[Excerpted data]

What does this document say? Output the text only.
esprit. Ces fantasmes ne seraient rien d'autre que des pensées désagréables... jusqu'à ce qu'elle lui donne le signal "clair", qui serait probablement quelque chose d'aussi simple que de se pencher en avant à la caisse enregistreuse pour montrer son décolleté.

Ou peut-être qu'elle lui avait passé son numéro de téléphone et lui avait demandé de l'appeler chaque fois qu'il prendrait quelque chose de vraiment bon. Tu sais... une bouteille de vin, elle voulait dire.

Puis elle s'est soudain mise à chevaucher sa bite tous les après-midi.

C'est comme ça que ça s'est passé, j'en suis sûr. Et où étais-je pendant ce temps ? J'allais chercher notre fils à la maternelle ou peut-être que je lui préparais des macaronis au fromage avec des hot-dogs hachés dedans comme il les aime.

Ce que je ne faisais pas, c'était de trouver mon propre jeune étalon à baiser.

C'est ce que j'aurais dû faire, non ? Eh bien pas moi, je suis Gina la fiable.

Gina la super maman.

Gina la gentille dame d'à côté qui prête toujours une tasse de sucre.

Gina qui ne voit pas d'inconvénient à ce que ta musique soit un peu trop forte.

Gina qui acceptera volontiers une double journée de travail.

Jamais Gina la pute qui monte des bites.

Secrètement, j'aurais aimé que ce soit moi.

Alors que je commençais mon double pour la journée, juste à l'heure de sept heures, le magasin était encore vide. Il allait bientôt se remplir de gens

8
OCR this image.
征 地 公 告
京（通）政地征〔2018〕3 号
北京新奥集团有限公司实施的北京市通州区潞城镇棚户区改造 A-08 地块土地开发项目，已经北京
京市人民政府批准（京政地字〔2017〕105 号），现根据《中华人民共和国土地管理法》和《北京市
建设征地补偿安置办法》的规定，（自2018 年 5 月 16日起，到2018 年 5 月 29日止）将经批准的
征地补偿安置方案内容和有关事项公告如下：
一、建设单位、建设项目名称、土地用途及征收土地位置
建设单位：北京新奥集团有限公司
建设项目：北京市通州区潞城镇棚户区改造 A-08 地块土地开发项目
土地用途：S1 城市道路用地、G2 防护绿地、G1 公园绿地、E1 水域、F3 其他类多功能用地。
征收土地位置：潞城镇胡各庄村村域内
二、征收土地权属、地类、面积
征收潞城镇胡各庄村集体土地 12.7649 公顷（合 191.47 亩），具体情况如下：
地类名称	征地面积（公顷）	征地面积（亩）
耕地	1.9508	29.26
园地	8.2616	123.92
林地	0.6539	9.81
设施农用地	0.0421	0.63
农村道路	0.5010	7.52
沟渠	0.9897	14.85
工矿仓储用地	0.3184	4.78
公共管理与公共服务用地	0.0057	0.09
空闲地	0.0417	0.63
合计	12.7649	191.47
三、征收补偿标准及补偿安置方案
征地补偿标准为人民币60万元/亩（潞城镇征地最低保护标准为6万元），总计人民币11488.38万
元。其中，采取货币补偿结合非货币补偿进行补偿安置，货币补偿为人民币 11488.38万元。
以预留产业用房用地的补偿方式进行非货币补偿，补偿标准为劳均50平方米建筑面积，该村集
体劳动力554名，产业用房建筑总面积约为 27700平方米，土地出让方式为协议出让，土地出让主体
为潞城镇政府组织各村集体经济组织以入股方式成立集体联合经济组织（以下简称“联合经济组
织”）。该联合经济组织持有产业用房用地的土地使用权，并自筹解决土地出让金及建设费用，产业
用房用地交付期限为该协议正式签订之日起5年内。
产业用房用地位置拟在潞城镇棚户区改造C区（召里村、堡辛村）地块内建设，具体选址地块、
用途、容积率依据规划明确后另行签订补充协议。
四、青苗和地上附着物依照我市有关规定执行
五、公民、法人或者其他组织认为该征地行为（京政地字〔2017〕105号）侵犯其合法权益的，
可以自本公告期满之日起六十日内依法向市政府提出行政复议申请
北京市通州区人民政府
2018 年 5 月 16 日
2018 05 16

[What you need to do] In the records above, locate every line with the string "京政地字" and copy it.

[Answer to this exercise]
京市人民政府批准（京政地字〔2017〕105 号），现根据《中华人民共和国土地管理法》和《北京市
五、公民、法人或者其他组织认为该征地行为（京政地字〔2017〕105号）侵犯其合法权益的，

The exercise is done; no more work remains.